## TASK BRIEF
Return each line of the listing that contains the string "规范教师的教育教学行为".

## PROVIDED DATA
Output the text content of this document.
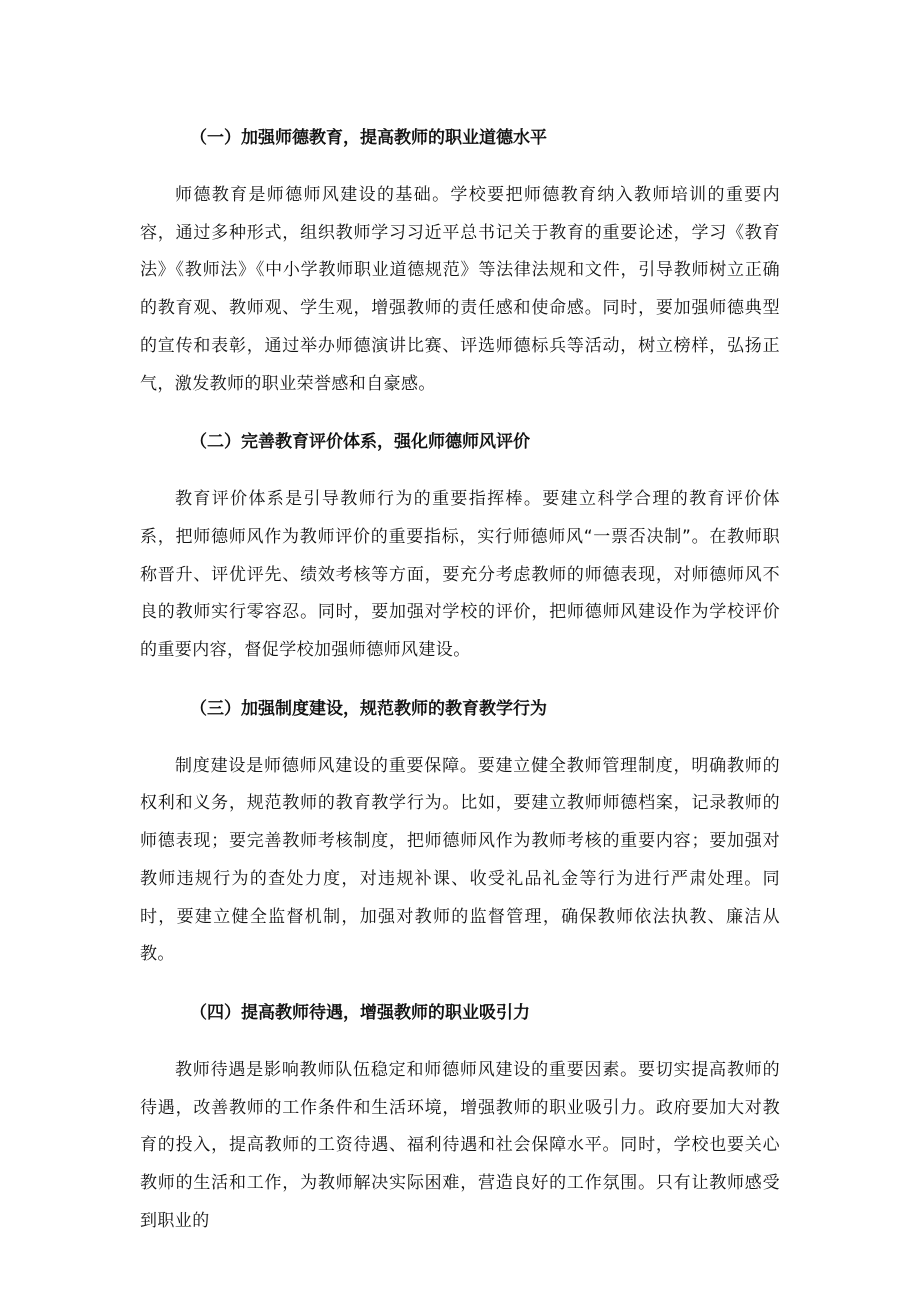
（一）加强师德教育，提高教师的职业道德水平

师德教育是师德师风建设的基础。学校要把师德教育纳入教师培训的重要内容，通过多种形式，组织教师学习习近平总书记关于教育的重要论述，学习《教育法》《教师法》《中小学教师职业道德规范》等法律法规和文件，引导教师树立正确的教育观、教师观、学生观，增强教师的责任感和使命感。同时，要加强师德典型的宣传和表彰，通过举办师德演讲比赛、评选师德标兵等活动，树立榜样，弘扬正气，激发教师的职业荣誉感和自豪感。

（二）完善教育评价体系，强化师德师风评价

教育评价体系是引导教师行为的重要指挥棒。要建立科学合理的教育评价体系，把师德师风作为教师评价的重要指标，实行师德师风“一票否决制”。在教师职称晋升、评优评先、绩效考核等方面，要充分考虑教师的师德表现，对师德师风不良的教师实行零容忍。同时，要加强对学校的评价，把师德师风建设作为学校评价的重要内容，督促学校加强师德师风建设。

（三）加强制度建设，规范教师的教育教学行为

制度建设是师德师风建设的重要保障。要建立健全教师管理制度，明确教师的权利和义务，规范教师的教育教学行为。比如，要建立教师师德档案，记录教师的师德表现；要完善教师考核制度，把师德师风作为教师考核的重要内容；要加强对教师违规行为的查处力度，对违规补课、收受礼品礼金等行为进行严肃处理。同时，要建立健全监督机制，加强对教师的监督管理，确保教师依法执教、廉洁从教。

（四）提高教师待遇，增强教师的职业吸引力

教师待遇是影响教师队伍稳定和师德师风建设的重要因素。要切实提高教师的待遇，改善教师的工作条件和生活环境，增强教师的职业吸引力。政府要加大对教育的投入，提高教师的工资待遇、福利待遇和社会保障水平。同时，学校也要关心教师的生活和工作，为教师解决实际困难，营造良好的工作氛围。只有让教师感受到职业的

## REPLY
（三）加强制度建设，规范教师的教育教学行为
制度建设是师德师风建设的重要保障。要建立健全教师管理制度，明确教师的权利和义务，规范教师的教育教学行为。比如，要建立教师师德档案，记录教师的师德表现；要完善教师考核制度，把师德师风作为教师考核的重要内容；要加强对教师违规行为的查处力度，对违规补课、收受礼品礼金等行为进行严肃处理。同时，要建立健全监督机制，加强对教师的监督管理，确保教师依法执教、廉洁从教。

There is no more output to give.